RECORDS SHOWN ▸

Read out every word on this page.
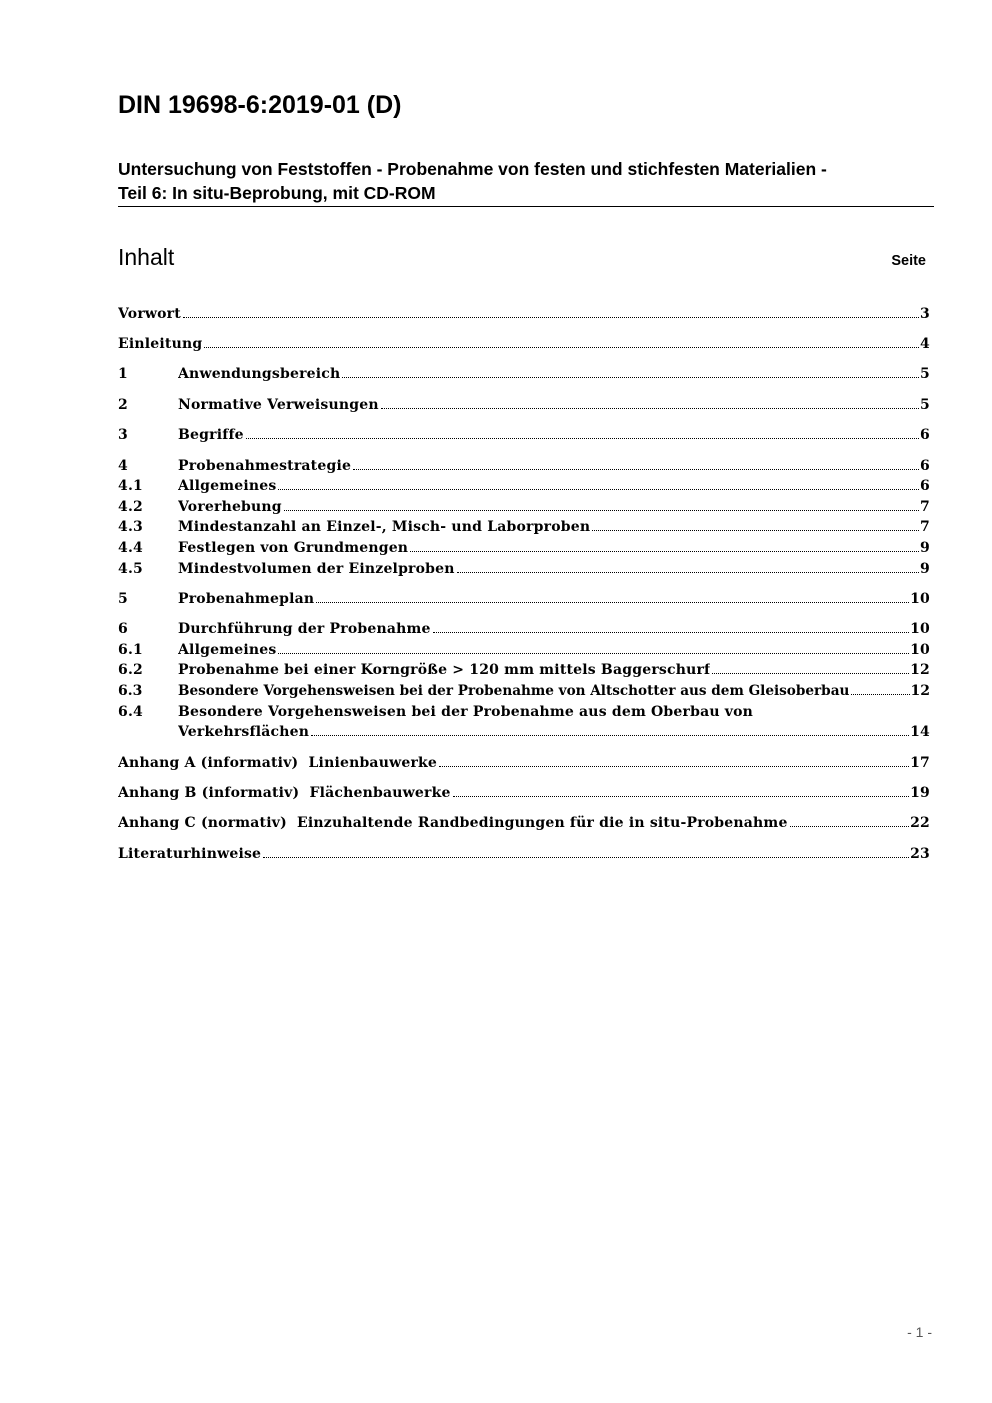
DIN 19698-6:2019-01 (D)
Untersuchung von Feststoffen - Probenahme von festen und stichfesten Materialien -
Teil 6: In situ-Beprobung, mit CD-ROM
Inhalt	Seite
Vorwort	3
Einleitung	4
1	Anwendungsbereich	5
2	Normative Verweisungen	5
3	Begriffe	6
4	Probenahmestrategie	6
4.1	Allgemeines	6
4.2	Vorerhebung	7
4.3	Mindestanzahl an Einzel-, Misch- und Laborproben	7
4.4	Festlegen von Grundmengen	9
4.5	Mindestvolumen der Einzelproben	9
5	Probenahmeplan	10
6	Durchführung der Probenahme	10
6.1	Allgemeines	10
6.2	Probenahme bei einer Korngröße > 120 mm mittels Baggerschurf	12
6.3	Besondere Vorgehensweisen bei der Probenahme von Altschotter aus dem Gleisoberbau	12
6.4	Besondere Vorgehensweisen bei der Probenahme aus dem Oberbau von
Verkehrsflächen	14
Anhang A (informativ)  Linienbauwerke	17
Anhang B (informativ)  Flächenbauwerke	19
Anhang C (normativ)  Einzuhaltende Randbedingungen für die in situ-Probenahme	22
Literaturhinweise	23
- 1 -
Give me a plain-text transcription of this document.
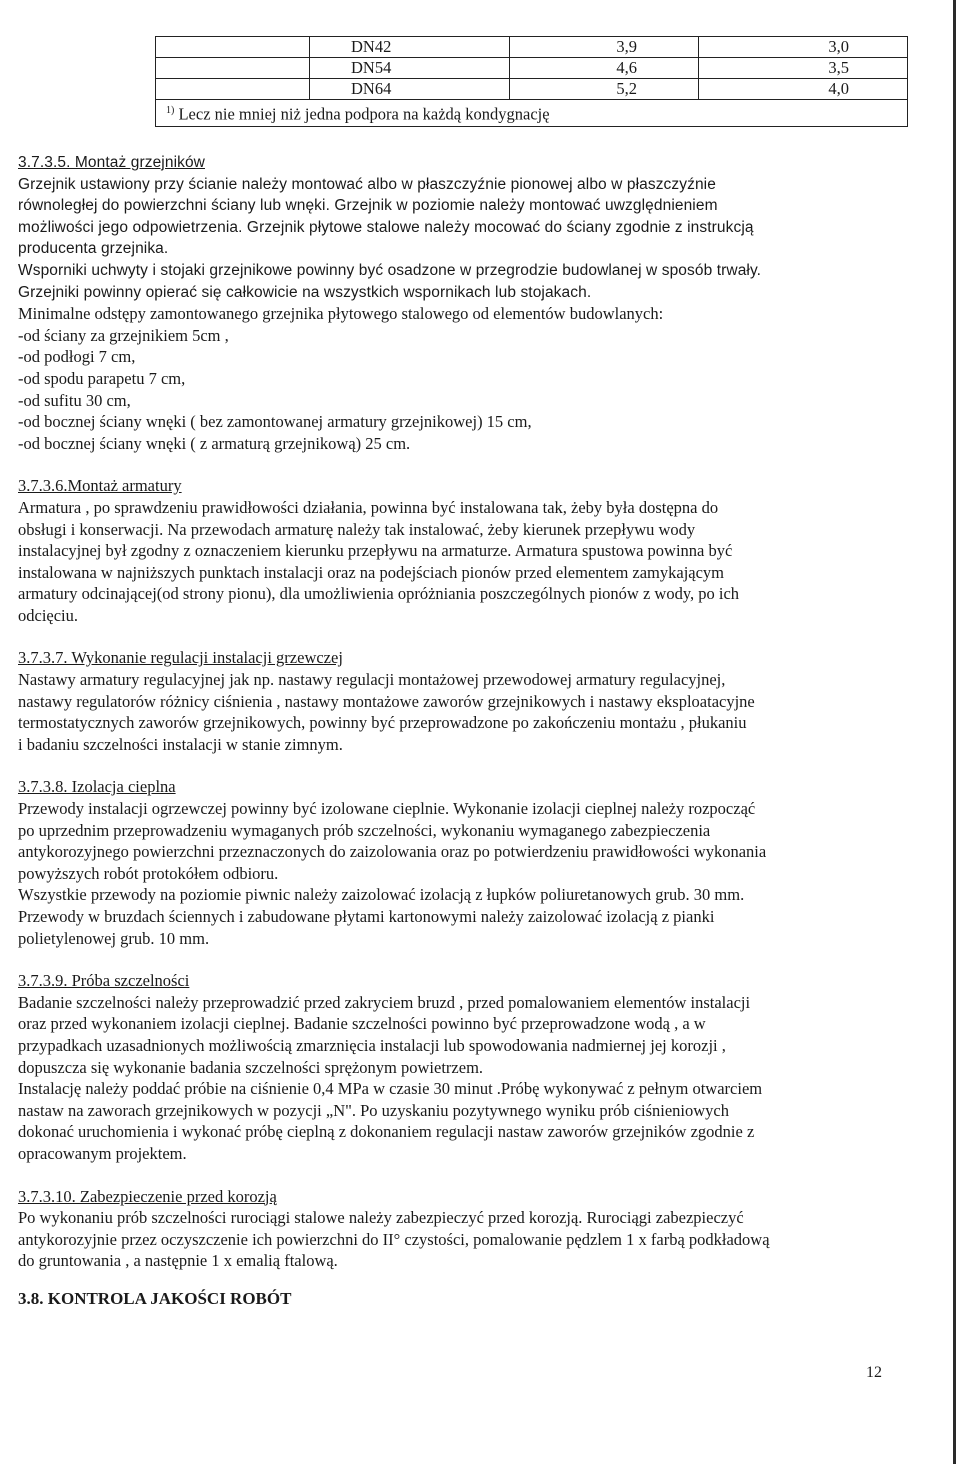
	DN42	3,9	3,0
	DN54	4,6	3,5
	DN64	5,2	4,0
$^{1)}$ Lecz nie mniej niż jedna podpora na każdą kondygnację			

3.7.3.5. Montaż grzejników

Grzejnik ustawiony przy ścianie należy montować albo w płaszczyźnie pionowej albo w płaszczyźnie

równoległej do powierzchni ściany lub wnęki. Grzejnik w poziomie należy montować uwzględnieniem

możliwości jego odpowietrzenia. Grzejnik płytowe stalowe należy mocować do ściany zgodnie z instrukcją

producenta grzejnika.

Wsporniki uchwyty i stojaki grzejnikowe powinny być osadzone w przegrodzie budowlanej w sposób trwały.

Grzejniki powinny opierać się całkowicie na wszystkich wspornikach lub stojakach.

Minimalne odstępy zamontowanego grzejnika płytowego stalowego od elementów budowlanych:

-od ściany za grzejnikiem 5cm ,

-od podłogi 7 cm,

-od spodu parapetu 7 cm,

-od sufitu 30 cm,

-od bocznej ściany wnęki ( bez zamontowanej armatury grzejnikowej) 15 cm,

-od bocznej ściany wnęki ( z armaturą grzejnikową) 25 cm.

3.7.3.6.Montaż armatury

Armatura , po sprawdzeniu prawidłowości działania, powinna być instalowana tak, żeby była dostępna do

obsługi i konserwacji. Na przewodach armaturę należy tak instalować, żeby kierunek przepływu wody

instalacyjnej był zgodny z oznaczeniem kierunku przepływu na armaturze. Armatura spustowa powinna być

instalowana w najniższych punktach instalacji oraz na podejściach pionów przed elementem zamykającym

armatury odcinającej(od strony pionu), dla umożliwienia opróżniania poszczególnych pionów z wody, po ich

odcięciu.

3.7.3.7. Wykonanie regulacji instalacji grzewczej

Nastawy armatury regulacyjnej jak np. nastawy regulacji montażowej przewodowej armatury regulacyjnej,

nastawy regulatorów różnicy ciśnienia , nastawy montażowe zaworów grzejnikowych i nastawy eksploatacyjne

termostatycznych zaworów grzejnikowych, powinny być przeprowadzone po zakończeniu montażu , płukaniu

i badaniu szczelności instalacji w stanie zimnym.

3.7.3.8. Izolacja cieplna

Przewody instalacji ogrzewczej powinny być izolowane cieplnie. Wykonanie izolacji cieplnej należy rozpocząć

po uprzednim przeprowadzeniu wymaganych prób szczelności, wykonaniu wymaganego zabezpieczenia

antykorozyjnego powierzchni przeznaczonych do zaizolowania oraz po potwierdzeniu prawidłowości wykonania

powyższych robót protokółem odbioru.

Wszystkie przewody na poziomie piwnic należy zaizolować izolacją z łupków poliuretanowych grub. 30 mm.

Przewody w bruzdach ściennych i zabudowane płytami kartonowymi należy zaizolować izolacją z pianki

polietylenowej grub. 10 mm.

3.7.3.9. Próba szczelności

Badanie szczelności należy przeprowadzić przed zakryciem bruzd , przed pomalowaniem elementów instalacji

oraz przed wykonaniem izolacji cieplnej. Badanie szczelności powinno być przeprowadzone wodą , a w

przypadkach uzasadnionych możliwością zmarznięcia instalacji lub spowodowania nadmiernej jej korozji ,

dopuszcza się wykonanie badania szczelności sprężonym powietrzem.

Instalację należy poddać próbie na ciśnienie 0,4 MPa w czasie 30 minut .Próbę wykonywać z pełnym otwarciem

nastaw na zaworach grzejnikowych w pozycji „N". Po uzyskaniu pozytywnego wyniku prób ciśnieniowych

dokonać uruchomienia i wykonać próbę cieplną z dokonaniem regulacji nastaw zaworów grzejników zgodnie z

opracowanym projektem.

3.7.3.10. Zabezpieczenie przed korozją

Po wykonaniu prób szczelności rurociągi stalowe należy zabezpieczyć przed korozją. Rurociągi zabezpieczyć

antykorozyjnie przez oczyszczenie ich powierzchni do II° czystości, pomalowanie pędzlem 1 x farbą podkładową

do gruntowania , a następnie 1 x emalią ftalową.

3.8. KONTROLA JAKOŚCI ROBÓT

12
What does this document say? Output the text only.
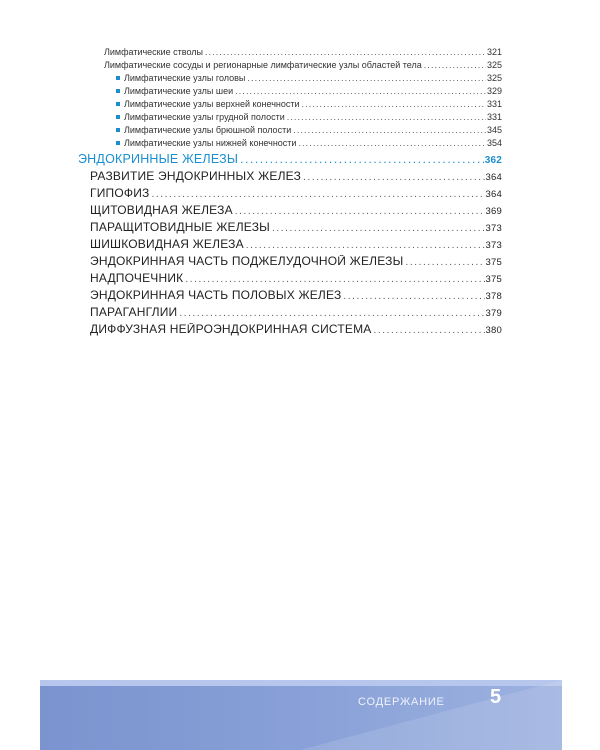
Лимфатические стволы .....	321
Лимфатические сосуды и регионарные лимфатические узлы областей тела .....	325
Лимфатические узлы головы .....	325
Лимфатические узлы шеи .....	329
Лимфатические узлы верхней конечности .....	331
Лимфатические узлы грудной полости .....	331
Лимфатические узлы брюшной полости .....	345
Лимфатические узлы нижней конечности .....	354
ЭНДОКРИННЫЕ ЖЕЛЕЗЫ .....	362
РАЗВИТИЕ ЭНДОКРИННЫХ ЖЕЛЕЗ .....	364
ГИПОФИЗ .....	364
ЩИТОВИДНАЯ ЖЕЛЕЗА .....	369
ПАРАЩИТОВИДНЫЕ ЖЕЛЕЗЫ .....	373
ШИШКОВИДНАЯ ЖЕЛЕЗА .....	373
ЭНДОКРИННАЯ ЧАСТЬ ПОДЖЕЛУДОЧНОЙ ЖЕЛЕЗЫ .....	375
НАДПОЧЕЧНИК .....	375
ЭНДОКРИННАЯ ЧАСТЬ ПОЛОВЫХ ЖЕЛЕЗ .....	378
ПАРАГАНГЛИИ .....	379
ДИФФУЗНАЯ НЕЙРОЭНДОКРИННАЯ СИСТЕМА .....	380
СОДЕРЖАНИЕ 5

THE EXERCISE ▸
Omit the pictures and give the material again, exactly and in full.

WORKED SOLUTION ▸
Read out every word on this page.
DIN 19698-6:2019-01 (D)
Untersuchung von Feststoffen - Probenahme von festen und stichfesten Materialien -
Teil 6: In situ-Beprobung, mit CD-ROM
Inhalt	Seite
Vorwort	3
Einleitung	4
1	Anwendungsbereich	5
2	Normative Verweisungen	5
3	Begriffe	6
4	Probenahmestrategie	6
4.1	Allgemeines	6
4.2	Vorerhebung	7
4.3	Mindestanzahl an Einzel-, Misch- und Laborproben	7
4.4	Festlegen von Grundmengen	9
4.5	Mindestvolumen der Einzelproben	9
5	Probenahmeplan	10
6	Durchführung der Probenahme	10
6.1	Allgemeines	10
6.2	Probenahme bei einer Korngröße > 120 mm mittels Baggerschurf	12
6.3	Besondere Vorgehensweisen bei der Probenahme von Altschotter aus dem Gleisoberbau	12
6.4	Besondere Vorgehensweisen bei der Probenahme aus dem Oberbau von
Verkehrsflächen	14
Anhang A (informativ)  Linienbauwerke	17
Anhang B (informativ)  Flächenbauwerke	19
Anhang C (normativ)  Einzuhaltende Randbedingungen für die in situ-Probenahme	22
Literaturhinweise	23
- 1 -
Give me a plain-text transcription of this document.
	DN42	3,9	3,0
	DN54	4,6	3,5
	DN64	5,2	4,0
$^{1)}$ Lecz nie mniej niż jedna podpora na każdą kondygnację			

3.7.3.5. Montaż grzejników

Grzejnik ustawiony przy ścianie należy montować albo w płaszczyźnie pionowej albo w płaszczyźnie

równoległej do powierzchni ściany lub wnęki. Grzejnik w poziomie należy montować uwzględnieniem

możliwości jego odpowietrzenia. Grzejnik płytowe stalowe należy mocować do ściany zgodnie z instrukcją

producenta grzejnika.

Wsporniki uchwyty i stojaki grzejnikowe powinny być osadzone w przegrodzie budowlanej w sposób trwały.

Grzejniki powinny opierać się całkowicie na wszystkich wspornikach lub stojakach.

Minimalne odstępy zamontowanego grzejnika płytowego stalowego od elementów budowlanych:

-od ściany za grzejnikiem 5cm ,

-od podłogi 7 cm,

-od spodu parapetu 7 cm,

-od sufitu 30 cm,

-od bocznej ściany wnęki ( bez zamontowanej armatury grzejnikowej) 15 cm,

-od bocznej ściany wnęki ( z armaturą grzejnikową) 25 cm.

3.7.3.6.Montaż armatury

Armatura , po sprawdzeniu prawidłowości działania, powinna być instalowana tak, żeby była dostępna do

obsługi i konserwacji. Na przewodach armaturę należy tak instalować, żeby kierunek przepływu wody

instalacyjnej był zgodny z oznaczeniem kierunku przepływu na armaturze. Armatura spustowa powinna być

instalowana w najniższych punktach instalacji oraz na podejściach pionów przed elementem zamykającym

armatury odcinającej(od strony pionu), dla umożliwienia opróżniania poszczególnych pionów z wody, po ich

odcięciu.

3.7.3.7. Wykonanie regulacji instalacji grzewczej

Nastawy armatury regulacyjnej jak np. nastawy regulacji montażowej przewodowej armatury regulacyjnej,

nastawy regulatorów różnicy ciśnienia , nastawy montażowe zaworów grzejnikowych i nastawy eksploatacyjne

termostatycznych zaworów grzejnikowych, powinny być przeprowadzone po zakończeniu montażu , płukaniu

i badaniu szczelności instalacji w stanie zimnym.

3.7.3.8. Izolacja cieplna

Przewody instalacji ogrzewczej powinny być izolowane cieplnie. Wykonanie izolacji cieplnej należy rozpocząć

po uprzednim przeprowadzeniu wymaganych prób szczelności, wykonaniu wymaganego zabezpieczenia

antykorozyjnego powierzchni przeznaczonych do zaizolowania oraz po potwierdzeniu prawidłowości wykonania

powyższych robót protokółem odbioru.

Wszystkie przewody na poziomie piwnic należy zaizolować izolacją z łupków poliuretanowych grub. 30 mm.

Przewody w bruzdach ściennych i zabudowane płytami kartonowymi należy zaizolować izolacją z pianki

polietylenowej grub. 10 mm.

3.7.3.9. Próba szczelności

Badanie szczelności należy przeprowadzić przed zakryciem bruzd , przed pomalowaniem elementów instalacji

oraz przed wykonaniem izolacji cieplnej. Badanie szczelności powinno być przeprowadzone wodą , a w

przypadkach uzasadnionych możliwością zmarznięcia instalacji lub spowodowania nadmiernej jej korozji ,

dopuszcza się wykonanie badania szczelności sprężonym powietrzem.

Instalację należy poddać próbie na ciśnienie 0,4 MPa w czasie 30 minut .Próbę wykonywać z pełnym otwarciem

nastaw na zaworach grzejnikowych w pozycji „N". Po uzyskaniu pozytywnego wyniku prób ciśnieniowych

dokonać uruchomienia i wykonać próbę cieplną z dokonaniem regulacji nastaw zaworów grzejników zgodnie z

opracowanym projektem.

3.7.3.10. Zabezpieczenie przed korozją

Po wykonaniu prób szczelności rurociągi stalowe należy zabezpieczyć przed korozją. Rurociągi zabezpieczyć

antykorozyjnie przez oczyszczenie ich powierzchni do II° czystości, pomalowanie pędzlem 1 x farbą podkładową

do gruntowania , a następnie 1 x emalią ftalową.

3.8. KONTROLA JAKOŚCI ROBÓT

12
What does this document say? Output the text only.
Лимфатические стволы .....	321
Лимфатические сосуды и регионарные лимфатические узлы областей тела .....	325
Лимфатические узлы головы .....	325
Лимфатические узлы шеи .....	329
Лимфатические узлы верхней конечности .....	331
Лимфатические узлы грудной полости .....	331
Лимфатические узлы брюшной полости .....	345
Лимфатические узлы нижней конечности .....	354
ЭНДОКРИННЫЕ ЖЕЛЕЗЫ .....	362
РАЗВИТИЕ ЭНДОКРИННЫХ ЖЕЛЕЗ .....	364
ГИПОФИЗ .....	364
ЩИТОВИДНАЯ ЖЕЛЕЗА .....	369
ПАРАЩИТОВИДНЫЕ ЖЕЛЕЗЫ .....	373
ШИШКОВИДНАЯ ЖЕЛЕЗА .....	373
ЭНДОКРИННАЯ ЧАСТЬ ПОДЖЕЛУДОЧНОЙ ЖЕЛЕЗЫ .....	375
НАДПОЧЕЧНИК .....	375
ЭНДОКРИННАЯ ЧАСТЬ ПОЛОВЫХ ЖЕЛЕЗ .....	378
ПАРАГАНГЛИИ .....	379
ДИФФУЗНАЯ НЕЙРОЭНДОКРИННАЯ СИСТЕМА .....	380
СОДЕРЖАНИЕ 5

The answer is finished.